WHAT TO WORK ON
Repeat exactly each line of the data provided below.
>>>
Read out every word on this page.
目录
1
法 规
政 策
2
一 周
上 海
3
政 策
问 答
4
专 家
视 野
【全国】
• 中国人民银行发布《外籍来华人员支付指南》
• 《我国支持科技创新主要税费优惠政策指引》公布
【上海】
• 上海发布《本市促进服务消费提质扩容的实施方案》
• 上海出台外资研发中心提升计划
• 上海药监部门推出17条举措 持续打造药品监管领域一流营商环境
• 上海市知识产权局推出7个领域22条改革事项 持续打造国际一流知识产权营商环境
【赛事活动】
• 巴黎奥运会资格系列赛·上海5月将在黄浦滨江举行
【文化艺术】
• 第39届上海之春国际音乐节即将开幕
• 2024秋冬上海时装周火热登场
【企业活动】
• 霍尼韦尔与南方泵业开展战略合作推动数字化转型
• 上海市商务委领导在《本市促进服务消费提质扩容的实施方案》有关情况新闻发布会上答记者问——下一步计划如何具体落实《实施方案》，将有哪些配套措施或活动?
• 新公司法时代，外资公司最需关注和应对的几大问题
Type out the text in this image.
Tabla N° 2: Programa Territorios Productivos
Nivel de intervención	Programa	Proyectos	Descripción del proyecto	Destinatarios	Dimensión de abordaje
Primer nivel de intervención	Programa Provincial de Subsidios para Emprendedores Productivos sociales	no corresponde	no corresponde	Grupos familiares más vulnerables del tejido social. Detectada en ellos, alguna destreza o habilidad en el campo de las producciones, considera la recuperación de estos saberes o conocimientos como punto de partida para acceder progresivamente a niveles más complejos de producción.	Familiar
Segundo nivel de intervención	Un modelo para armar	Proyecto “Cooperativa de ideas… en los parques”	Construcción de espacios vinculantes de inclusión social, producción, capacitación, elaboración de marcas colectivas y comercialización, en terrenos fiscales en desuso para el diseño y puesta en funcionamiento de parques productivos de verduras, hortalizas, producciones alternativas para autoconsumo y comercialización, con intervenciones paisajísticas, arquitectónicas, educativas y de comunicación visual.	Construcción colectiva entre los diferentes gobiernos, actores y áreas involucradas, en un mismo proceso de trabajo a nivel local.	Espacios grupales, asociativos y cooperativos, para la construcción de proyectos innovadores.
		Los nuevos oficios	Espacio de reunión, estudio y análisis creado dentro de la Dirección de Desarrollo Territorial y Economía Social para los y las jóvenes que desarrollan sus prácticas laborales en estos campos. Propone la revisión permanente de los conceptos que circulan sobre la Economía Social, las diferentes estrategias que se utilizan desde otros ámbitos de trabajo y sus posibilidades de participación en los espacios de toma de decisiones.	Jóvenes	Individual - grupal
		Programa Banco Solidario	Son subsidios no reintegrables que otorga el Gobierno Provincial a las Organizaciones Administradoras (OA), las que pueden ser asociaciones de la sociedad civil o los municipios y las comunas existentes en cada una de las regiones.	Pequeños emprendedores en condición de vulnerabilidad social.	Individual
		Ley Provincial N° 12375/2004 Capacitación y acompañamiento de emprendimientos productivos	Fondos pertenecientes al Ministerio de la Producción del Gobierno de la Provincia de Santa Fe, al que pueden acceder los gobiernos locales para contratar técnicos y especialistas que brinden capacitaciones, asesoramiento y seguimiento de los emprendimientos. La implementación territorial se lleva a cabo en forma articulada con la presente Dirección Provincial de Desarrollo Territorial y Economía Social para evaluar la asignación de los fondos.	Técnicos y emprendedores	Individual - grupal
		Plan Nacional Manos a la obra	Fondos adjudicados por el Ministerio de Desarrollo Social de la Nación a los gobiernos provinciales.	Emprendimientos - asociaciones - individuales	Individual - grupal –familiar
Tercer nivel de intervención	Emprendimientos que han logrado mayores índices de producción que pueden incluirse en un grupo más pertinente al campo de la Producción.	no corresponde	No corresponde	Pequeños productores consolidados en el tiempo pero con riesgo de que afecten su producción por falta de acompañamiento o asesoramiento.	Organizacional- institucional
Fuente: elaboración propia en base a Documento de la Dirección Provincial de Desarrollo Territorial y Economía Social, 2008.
<<<
ANSWER
Read out every word on this page.
目录
1
法 规
政 策
2
一 周
上 海
3
政 策
问 答
4
专 家
视 野
【全国】
• 中国人民银行发布《外籍来华人员支付指南》
• 《我国支持科技创新主要税费优惠政策指引》公布
【上海】
• 上海发布《本市促进服务消费提质扩容的实施方案》
• 上海出台外资研发中心提升计划
• 上海药监部门推出17条举措 持续打造药品监管领域一流营商环境
• 上海市知识产权局推出7个领域22条改革事项 持续打造国际一流知识产权营商环境
【赛事活动】
• 巴黎奥运会资格系列赛·上海5月将在黄浦滨江举行
【文化艺术】
• 第39届上海之春国际音乐节即将开幕
• 2024秋冬上海时装周火热登场
【企业活动】
• 霍尼韦尔与南方泵业开展战略合作推动数字化转型
• 上海市商务委领导在《本市促进服务消费提质扩容的实施方案》有关情况新闻发布会上答记者问——下一步计划如何具体落实《实施方案》，将有哪些配套措施或活动?
• 新公司法时代，外资公司最需关注和应对的几大问题
Type out the text in this image.
Tabla N° 2: Programa Territorios Productivos
Nivel de intervención	Programa	Proyectos	Descripción del proyecto	Destinatarios	Dimensión de abordaje
Primer nivel de intervención	Programa Provincial de Subsidios para Emprendedores Productivos sociales	no corresponde	no corresponde	Grupos familiares más vulnerables del tejido social. Detectada en ellos, alguna destreza o habilidad en el campo de las producciones, considera la recuperación de estos saberes o conocimientos como punto de partida para acceder progresivamente a niveles más complejos de producción.	Familiar
Segundo nivel de intervención	Un modelo para armar	Proyecto “Cooperativa de ideas… en los parques”	Construcción de espacios vinculantes de inclusión social, producción, capacitación, elaboración de marcas colectivas y comercialización, en terrenos fiscales en desuso para el diseño y puesta en funcionamiento de parques productivos de verduras, hortalizas, producciones alternativas para autoconsumo y comercialización, con intervenciones paisajísticas, arquitectónicas, educativas y de comunicación visual.	Construcción colectiva entre los diferentes gobiernos, actores y áreas involucradas, en un mismo proceso de trabajo a nivel local.	Espacios grupales, asociativos y cooperativos, para la construcción de proyectos innovadores.
		Los nuevos oficios	Espacio de reunión, estudio y análisis creado dentro de la Dirección de Desarrollo Territorial y Economía Social para los y las jóvenes que desarrollan sus prácticas laborales en estos campos. Propone la revisión permanente de los conceptos que circulan sobre la Economía Social, las diferentes estrategias que se utilizan desde otros ámbitos de trabajo y sus posibilidades de participación en los espacios de toma de decisiones.	Jóvenes	Individual - grupal
		Programa Banco Solidario	Son subsidios no reintegrables que otorga el Gobierno Provincial a las Organizaciones Administradoras (OA), las que pueden ser asociaciones de la sociedad civil o los municipios y las comunas existentes en cada una de las regiones.	Pequeños emprendedores en condición de vulnerabilidad social.	Individual
		Ley Provincial N° 12375/2004 Capacitación y acompañamiento de emprendimientos productivos	Fondos pertenecientes al Ministerio de la Producción del Gobierno de la Provincia de Santa Fe, al que pueden acceder los gobiernos locales para contratar técnicos y especialistas que brinden capacitaciones, asesoramiento y seguimiento de los emprendimientos. La implementación territorial se lleva a cabo en forma articulada con la presente Dirección Provincial de Desarrollo Territorial y Economía Social para evaluar la asignación de los fondos.	Técnicos y emprendedores	Individual - grupal
		Plan Nacional Manos a la obra	Fondos adjudicados por el Ministerio de Desarrollo Social de la Nación a los gobiernos provinciales.	Emprendimientos - asociaciones - individuales	Individual - grupal –familiar
Tercer nivel de intervención	Emprendimientos que han logrado mayores índices de producción que pueden incluirse en un grupo más pertinente al campo de la Producción.	no corresponde	No corresponde	Pequeños productores consolidados en el tiempo pero con riesgo de que afecten su producción por falta de acompañamiento o asesoramiento.	Organizacional- institucional
Fuente: elaboración propia en base a Documento de la Dirección Provincial de Desarrollo Territorial y Economía Social, 2008.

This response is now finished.